* begin *

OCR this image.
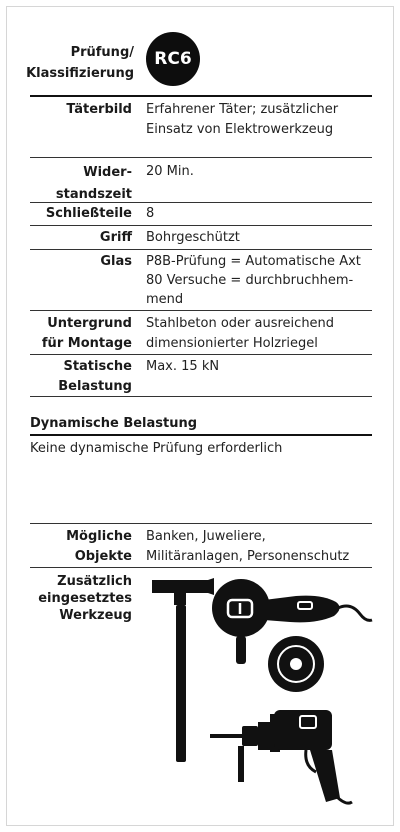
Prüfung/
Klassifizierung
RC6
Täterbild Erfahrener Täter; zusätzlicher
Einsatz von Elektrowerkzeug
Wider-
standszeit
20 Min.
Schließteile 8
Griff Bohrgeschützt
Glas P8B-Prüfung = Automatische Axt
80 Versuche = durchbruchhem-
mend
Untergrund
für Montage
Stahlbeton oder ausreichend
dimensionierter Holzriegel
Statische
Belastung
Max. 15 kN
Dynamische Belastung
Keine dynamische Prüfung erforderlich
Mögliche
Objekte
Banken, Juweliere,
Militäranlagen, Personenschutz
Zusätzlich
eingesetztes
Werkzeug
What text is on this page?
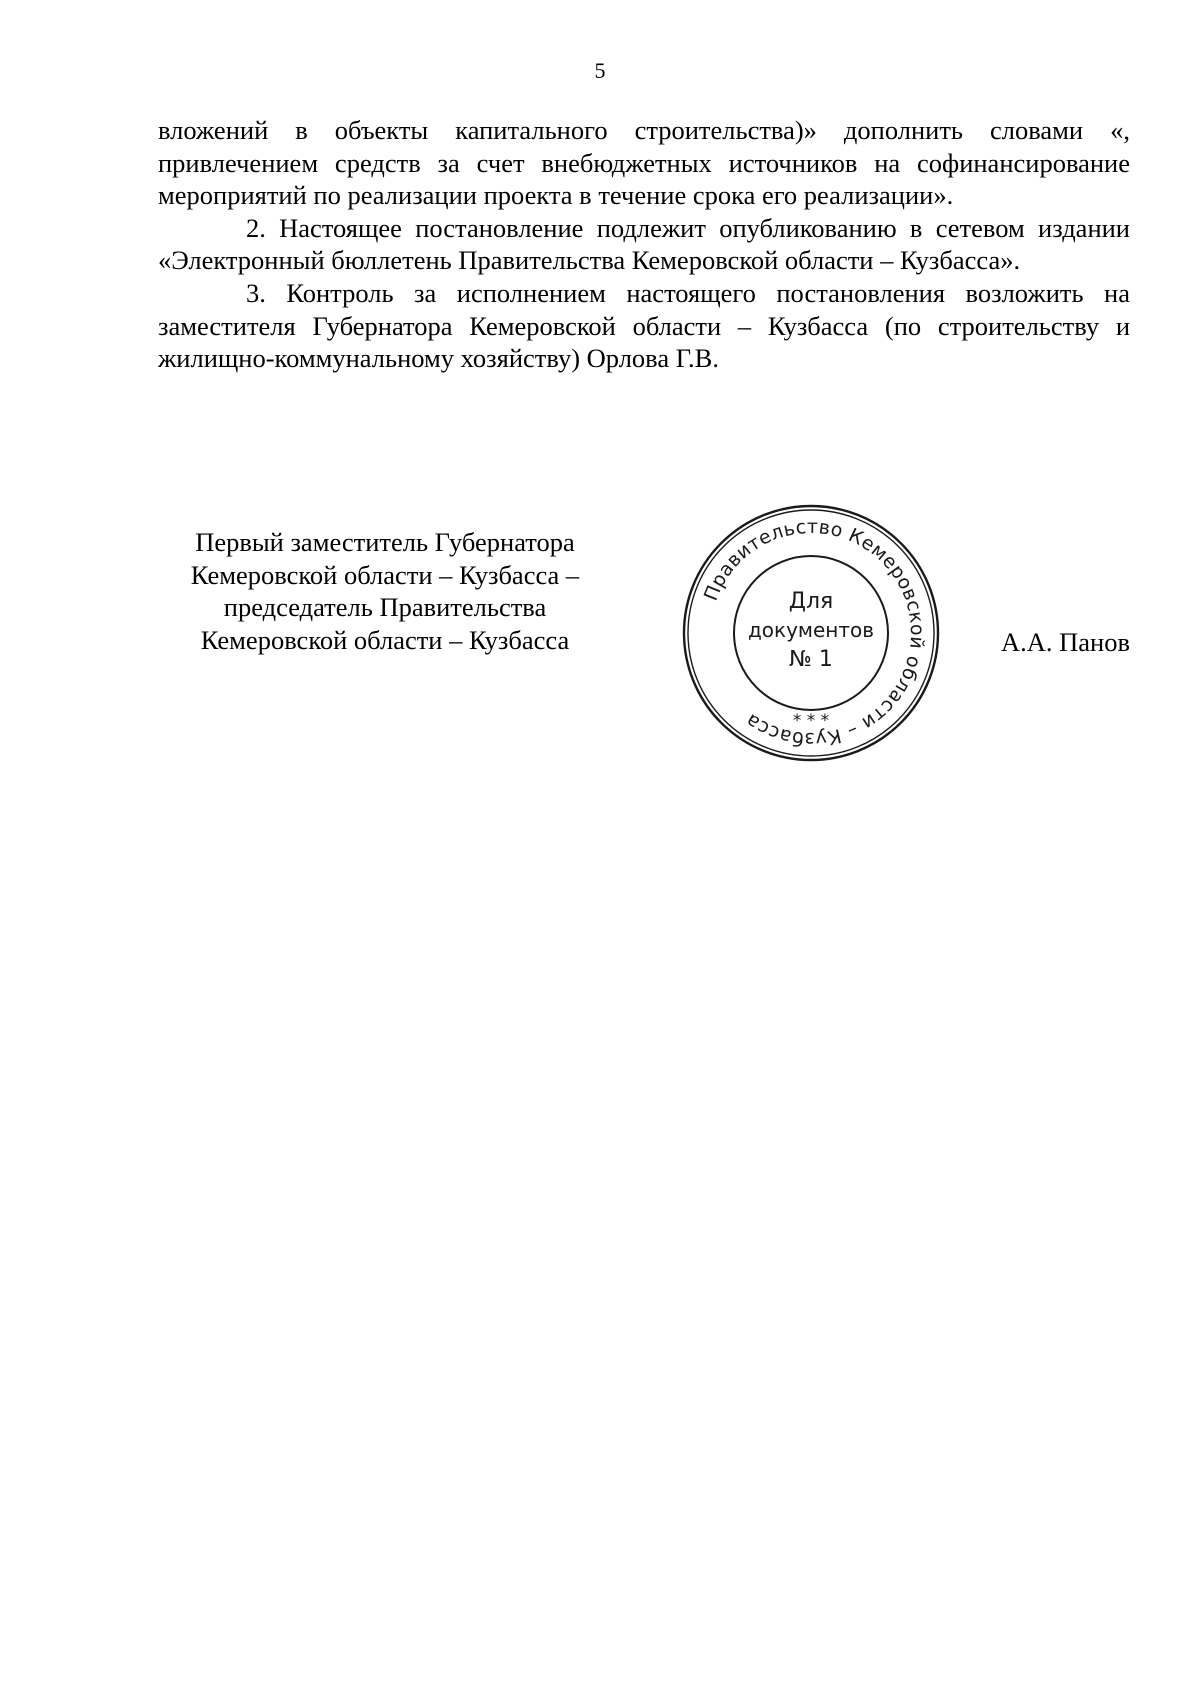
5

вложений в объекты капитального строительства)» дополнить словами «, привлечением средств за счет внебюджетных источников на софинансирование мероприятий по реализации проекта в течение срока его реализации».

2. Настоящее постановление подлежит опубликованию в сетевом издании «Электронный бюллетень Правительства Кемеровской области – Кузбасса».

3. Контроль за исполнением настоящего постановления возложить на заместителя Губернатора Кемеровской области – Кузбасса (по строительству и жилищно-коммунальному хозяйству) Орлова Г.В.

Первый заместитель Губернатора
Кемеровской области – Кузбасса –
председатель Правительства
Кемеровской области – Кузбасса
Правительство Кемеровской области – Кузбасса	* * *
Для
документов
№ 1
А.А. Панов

* end *
* begin *

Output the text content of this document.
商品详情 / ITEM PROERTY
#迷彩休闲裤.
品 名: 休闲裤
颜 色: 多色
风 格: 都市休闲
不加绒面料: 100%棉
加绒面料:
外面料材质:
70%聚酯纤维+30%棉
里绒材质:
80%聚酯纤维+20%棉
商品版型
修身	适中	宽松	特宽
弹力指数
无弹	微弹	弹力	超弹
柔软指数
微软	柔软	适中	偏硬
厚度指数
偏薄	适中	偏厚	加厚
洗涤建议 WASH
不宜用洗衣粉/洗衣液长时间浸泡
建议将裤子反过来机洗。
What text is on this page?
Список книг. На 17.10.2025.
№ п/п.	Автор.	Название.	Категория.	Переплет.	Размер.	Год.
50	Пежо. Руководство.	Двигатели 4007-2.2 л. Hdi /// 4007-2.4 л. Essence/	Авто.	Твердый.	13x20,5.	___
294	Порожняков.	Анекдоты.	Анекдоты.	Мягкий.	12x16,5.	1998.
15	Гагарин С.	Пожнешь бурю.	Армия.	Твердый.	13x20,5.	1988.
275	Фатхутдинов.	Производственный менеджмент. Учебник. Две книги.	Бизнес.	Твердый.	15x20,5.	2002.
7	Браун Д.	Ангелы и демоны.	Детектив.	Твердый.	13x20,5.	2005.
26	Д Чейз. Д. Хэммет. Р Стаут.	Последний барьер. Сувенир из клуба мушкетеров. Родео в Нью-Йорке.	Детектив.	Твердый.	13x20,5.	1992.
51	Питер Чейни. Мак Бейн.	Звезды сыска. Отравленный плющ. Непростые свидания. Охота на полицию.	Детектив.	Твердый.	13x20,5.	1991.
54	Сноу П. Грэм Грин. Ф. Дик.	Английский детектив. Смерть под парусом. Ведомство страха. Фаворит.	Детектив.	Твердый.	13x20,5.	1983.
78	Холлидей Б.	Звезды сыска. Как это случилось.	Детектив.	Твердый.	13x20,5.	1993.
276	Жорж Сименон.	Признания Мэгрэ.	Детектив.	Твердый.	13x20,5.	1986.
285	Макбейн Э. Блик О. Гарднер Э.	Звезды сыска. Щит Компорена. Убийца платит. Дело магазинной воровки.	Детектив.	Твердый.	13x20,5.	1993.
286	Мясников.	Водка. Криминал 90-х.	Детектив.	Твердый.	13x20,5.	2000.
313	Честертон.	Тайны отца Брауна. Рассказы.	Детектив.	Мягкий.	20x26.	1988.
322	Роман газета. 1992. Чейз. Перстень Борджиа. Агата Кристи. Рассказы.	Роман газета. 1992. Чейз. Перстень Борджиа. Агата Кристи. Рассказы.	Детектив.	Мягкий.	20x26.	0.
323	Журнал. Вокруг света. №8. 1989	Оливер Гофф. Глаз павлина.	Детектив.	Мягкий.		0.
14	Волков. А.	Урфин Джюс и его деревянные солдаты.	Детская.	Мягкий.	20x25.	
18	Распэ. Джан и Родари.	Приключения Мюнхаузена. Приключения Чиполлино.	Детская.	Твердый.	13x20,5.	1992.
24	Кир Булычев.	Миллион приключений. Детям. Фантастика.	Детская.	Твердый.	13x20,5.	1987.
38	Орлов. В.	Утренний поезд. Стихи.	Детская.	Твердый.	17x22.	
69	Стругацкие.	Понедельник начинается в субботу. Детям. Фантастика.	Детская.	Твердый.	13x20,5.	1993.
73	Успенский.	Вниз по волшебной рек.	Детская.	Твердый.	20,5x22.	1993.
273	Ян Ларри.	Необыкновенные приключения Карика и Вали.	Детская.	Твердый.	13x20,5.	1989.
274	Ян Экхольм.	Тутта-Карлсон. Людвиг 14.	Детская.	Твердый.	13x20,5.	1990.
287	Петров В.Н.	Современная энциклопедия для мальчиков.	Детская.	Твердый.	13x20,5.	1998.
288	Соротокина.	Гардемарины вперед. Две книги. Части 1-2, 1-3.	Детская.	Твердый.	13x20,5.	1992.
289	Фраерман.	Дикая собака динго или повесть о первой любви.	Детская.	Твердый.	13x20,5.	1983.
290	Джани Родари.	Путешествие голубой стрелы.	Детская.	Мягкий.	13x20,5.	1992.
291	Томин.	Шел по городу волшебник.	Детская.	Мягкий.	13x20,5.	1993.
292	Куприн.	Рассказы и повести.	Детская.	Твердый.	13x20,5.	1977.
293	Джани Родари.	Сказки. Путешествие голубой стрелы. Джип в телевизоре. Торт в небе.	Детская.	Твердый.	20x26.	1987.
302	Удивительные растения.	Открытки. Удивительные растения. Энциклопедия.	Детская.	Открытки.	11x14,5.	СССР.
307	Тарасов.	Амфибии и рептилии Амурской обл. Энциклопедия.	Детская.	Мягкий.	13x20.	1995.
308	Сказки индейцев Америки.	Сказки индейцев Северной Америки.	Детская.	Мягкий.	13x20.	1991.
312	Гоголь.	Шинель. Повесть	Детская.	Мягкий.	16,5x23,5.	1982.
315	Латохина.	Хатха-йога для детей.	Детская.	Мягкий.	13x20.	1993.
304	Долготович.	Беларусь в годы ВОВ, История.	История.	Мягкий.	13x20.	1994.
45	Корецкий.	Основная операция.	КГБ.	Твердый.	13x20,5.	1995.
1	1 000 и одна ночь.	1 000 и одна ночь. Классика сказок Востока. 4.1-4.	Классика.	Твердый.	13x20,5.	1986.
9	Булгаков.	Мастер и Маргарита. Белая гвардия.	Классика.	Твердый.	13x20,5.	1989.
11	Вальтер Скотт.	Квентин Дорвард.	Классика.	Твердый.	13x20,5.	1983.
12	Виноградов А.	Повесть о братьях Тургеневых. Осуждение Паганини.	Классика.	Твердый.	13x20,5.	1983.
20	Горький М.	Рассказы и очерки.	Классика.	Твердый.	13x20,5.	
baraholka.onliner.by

* end *
* begin *

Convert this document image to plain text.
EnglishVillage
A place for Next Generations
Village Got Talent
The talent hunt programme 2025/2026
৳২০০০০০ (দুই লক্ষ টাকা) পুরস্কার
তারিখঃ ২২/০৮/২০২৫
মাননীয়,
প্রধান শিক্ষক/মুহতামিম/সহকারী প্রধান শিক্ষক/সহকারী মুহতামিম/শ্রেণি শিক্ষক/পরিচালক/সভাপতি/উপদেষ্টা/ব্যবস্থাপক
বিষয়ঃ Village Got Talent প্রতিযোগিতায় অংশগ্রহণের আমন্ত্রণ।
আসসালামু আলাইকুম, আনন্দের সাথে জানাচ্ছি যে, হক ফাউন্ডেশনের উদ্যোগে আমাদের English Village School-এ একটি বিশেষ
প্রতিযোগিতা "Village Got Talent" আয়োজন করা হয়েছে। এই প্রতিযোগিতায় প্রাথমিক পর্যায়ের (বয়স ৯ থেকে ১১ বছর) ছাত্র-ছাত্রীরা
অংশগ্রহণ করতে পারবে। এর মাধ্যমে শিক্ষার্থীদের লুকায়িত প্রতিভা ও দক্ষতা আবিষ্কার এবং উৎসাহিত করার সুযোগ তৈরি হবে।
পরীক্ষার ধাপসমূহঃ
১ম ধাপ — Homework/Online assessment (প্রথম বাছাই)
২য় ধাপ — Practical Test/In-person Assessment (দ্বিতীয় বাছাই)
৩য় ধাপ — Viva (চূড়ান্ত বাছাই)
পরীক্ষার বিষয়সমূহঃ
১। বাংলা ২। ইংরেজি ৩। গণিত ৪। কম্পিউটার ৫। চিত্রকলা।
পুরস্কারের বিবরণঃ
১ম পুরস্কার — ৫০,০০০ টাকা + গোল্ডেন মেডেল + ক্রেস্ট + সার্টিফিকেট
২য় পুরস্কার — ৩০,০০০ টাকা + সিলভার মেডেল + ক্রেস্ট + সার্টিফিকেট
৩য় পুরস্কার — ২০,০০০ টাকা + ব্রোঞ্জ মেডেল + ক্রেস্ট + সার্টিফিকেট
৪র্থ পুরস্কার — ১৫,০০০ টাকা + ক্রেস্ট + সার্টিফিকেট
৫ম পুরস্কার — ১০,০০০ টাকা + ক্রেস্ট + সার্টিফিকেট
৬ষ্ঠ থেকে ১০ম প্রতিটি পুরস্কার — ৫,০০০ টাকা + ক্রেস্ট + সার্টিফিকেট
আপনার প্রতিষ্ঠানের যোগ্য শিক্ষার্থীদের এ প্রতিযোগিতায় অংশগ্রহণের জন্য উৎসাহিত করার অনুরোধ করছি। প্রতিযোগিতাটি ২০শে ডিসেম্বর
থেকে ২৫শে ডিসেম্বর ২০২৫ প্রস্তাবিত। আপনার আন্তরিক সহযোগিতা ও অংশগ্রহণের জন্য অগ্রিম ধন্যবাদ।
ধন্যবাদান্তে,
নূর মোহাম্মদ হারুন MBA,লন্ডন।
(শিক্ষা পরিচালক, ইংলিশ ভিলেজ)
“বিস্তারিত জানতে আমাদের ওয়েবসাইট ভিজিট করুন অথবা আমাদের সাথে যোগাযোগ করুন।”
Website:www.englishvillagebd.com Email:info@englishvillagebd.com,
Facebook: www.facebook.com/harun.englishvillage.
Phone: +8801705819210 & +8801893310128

* end *

DIRECTIONS:
For the entries above, count the lines that contain the string "голубой", and state that number without further comment.

OUTPUT FOR THIS EXERCISE:
2